_REQUIRED WORK_
All the data must come back unchanged, except that pictures are left out.

Stored entries:
::::::::::

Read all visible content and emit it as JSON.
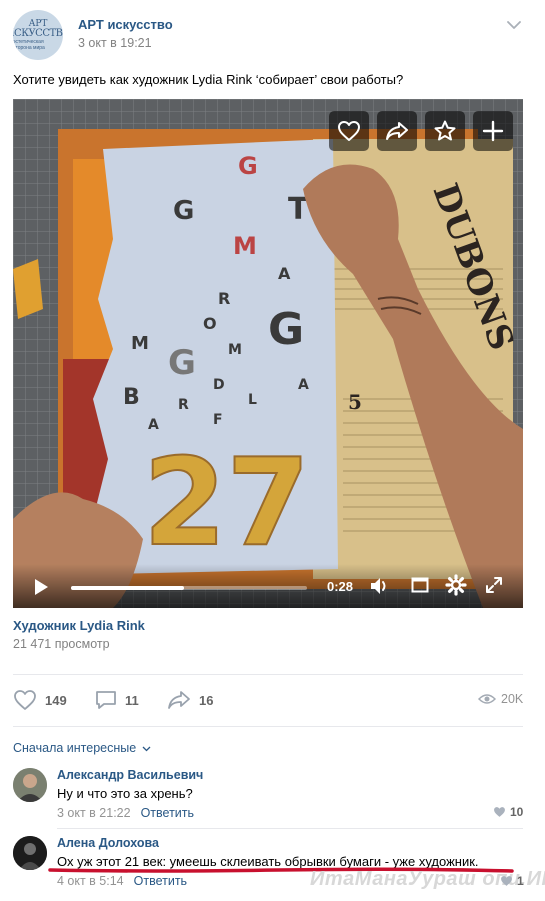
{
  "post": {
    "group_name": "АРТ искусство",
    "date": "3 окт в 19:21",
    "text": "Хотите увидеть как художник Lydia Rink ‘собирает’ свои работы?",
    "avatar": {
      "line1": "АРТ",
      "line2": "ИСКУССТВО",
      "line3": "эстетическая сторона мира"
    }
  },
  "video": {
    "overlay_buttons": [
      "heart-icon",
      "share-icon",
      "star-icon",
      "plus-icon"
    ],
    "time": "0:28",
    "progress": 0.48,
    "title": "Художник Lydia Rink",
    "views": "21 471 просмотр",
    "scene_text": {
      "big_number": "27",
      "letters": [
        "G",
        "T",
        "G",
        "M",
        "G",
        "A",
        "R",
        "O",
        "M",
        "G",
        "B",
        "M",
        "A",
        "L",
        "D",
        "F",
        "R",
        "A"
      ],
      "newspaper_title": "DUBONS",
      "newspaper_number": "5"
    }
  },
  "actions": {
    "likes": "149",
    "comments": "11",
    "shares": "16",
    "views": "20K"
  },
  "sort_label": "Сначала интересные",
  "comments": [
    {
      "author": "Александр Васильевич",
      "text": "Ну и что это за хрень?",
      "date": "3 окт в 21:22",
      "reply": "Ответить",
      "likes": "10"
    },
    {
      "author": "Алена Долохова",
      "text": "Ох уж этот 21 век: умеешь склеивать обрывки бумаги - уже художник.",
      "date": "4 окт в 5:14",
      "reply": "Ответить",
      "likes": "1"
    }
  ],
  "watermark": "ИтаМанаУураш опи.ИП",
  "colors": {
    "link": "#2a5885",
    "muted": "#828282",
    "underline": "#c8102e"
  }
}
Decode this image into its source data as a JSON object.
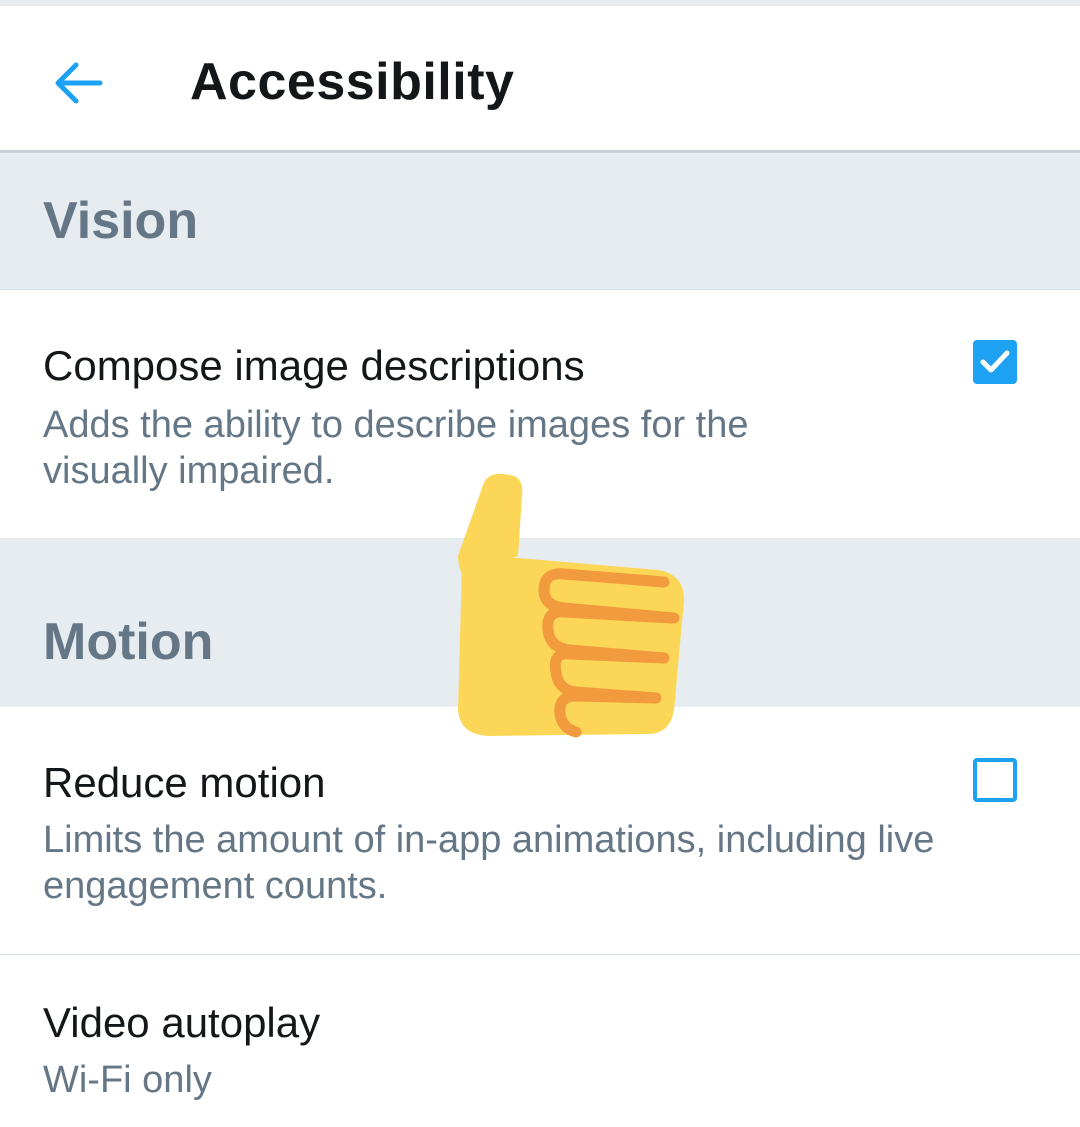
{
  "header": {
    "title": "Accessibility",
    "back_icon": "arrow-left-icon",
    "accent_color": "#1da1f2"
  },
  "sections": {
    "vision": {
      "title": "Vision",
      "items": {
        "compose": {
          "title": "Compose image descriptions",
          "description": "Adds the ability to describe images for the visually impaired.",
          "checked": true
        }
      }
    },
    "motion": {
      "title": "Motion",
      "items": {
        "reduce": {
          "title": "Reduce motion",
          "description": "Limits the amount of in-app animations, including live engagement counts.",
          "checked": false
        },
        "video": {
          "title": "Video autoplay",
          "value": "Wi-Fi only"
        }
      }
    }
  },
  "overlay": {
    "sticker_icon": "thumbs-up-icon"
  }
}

::::::::::

_RESULT OF THIS TASK_
Read all visible content and emit it as JSON.
{
  "post": {
    "group_name": "АРТ искусство",
    "date": "3 окт в 19:21",
    "text": "Хотите увидеть как художник Lydia Rink ‘собирает’ свои работы?",
    "avatar": {
      "line1": "АРТ",
      "line2": "ИСКУССТВО",
      "line3": "эстетическая сторона мира"
    }
  },
  "video": {
    "overlay_buttons": [
      "heart-icon",
      "share-icon",
      "star-icon",
      "plus-icon"
    ],
    "time": "0:28",
    "progress": 0.48,
    "title": "Художник Lydia Rink",
    "views": "21 471 просмотр",
    "scene_text": {
      "big_number": "27",
      "letters": [
        "G",
        "T",
        "G",
        "M",
        "G",
        "A",
        "R",
        "O",
        "M",
        "G",
        "B",
        "M",
        "A",
        "L",
        "D",
        "F",
        "R",
        "A"
      ],
      "newspaper_title": "DUBONS",
      "newspaper_number": "5"
    }
  },
  "actions": {
    "likes": "149",
    "comments": "11",
    "shares": "16",
    "views": "20K"
  },
  "sort_label": "Сначала интересные",
  "comments": [
    {
      "author": "Александр Васильевич",
      "text": "Ну и что это за хрень?",
      "date": "3 окт в 21:22",
      "reply": "Ответить",
      "likes": "10"
    },
    {
      "author": "Алена Долохова",
      "text": "Ох уж этот 21 век: умеешь склеивать обрывки бумаги - уже художник.",
      "date": "4 окт в 5:14",
      "reply": "Ответить",
      "likes": "1"
    }
  ],
  "watermark": "ИтаМанаУураш опи.ИП",
  "colors": {
    "link": "#2a5885",
    "muted": "#828282",
    "underline": "#c8102e"
  }
}
Decode this image into its source data as a JSON object.
{
  "header": {
    "title": "Accessibility",
    "back_icon": "arrow-left-icon",
    "accent_color": "#1da1f2"
  },
  "sections": {
    "vision": {
      "title": "Vision",
      "items": {
        "compose": {
          "title": "Compose image descriptions",
          "description": "Adds the ability to describe images for the visually impaired.",
          "checked": true
        }
      }
    },
    "motion": {
      "title": "Motion",
      "items": {
        "reduce": {
          "title": "Reduce motion",
          "description": "Limits the amount of in-app animations, including live engagement counts.",
          "checked": false
        },
        "video": {
          "title": "Video autoplay",
          "value": "Wi-Fi only"
        }
      }
    }
  },
  "overlay": {
    "sticker_icon": "thumbs-up-icon"
  }
}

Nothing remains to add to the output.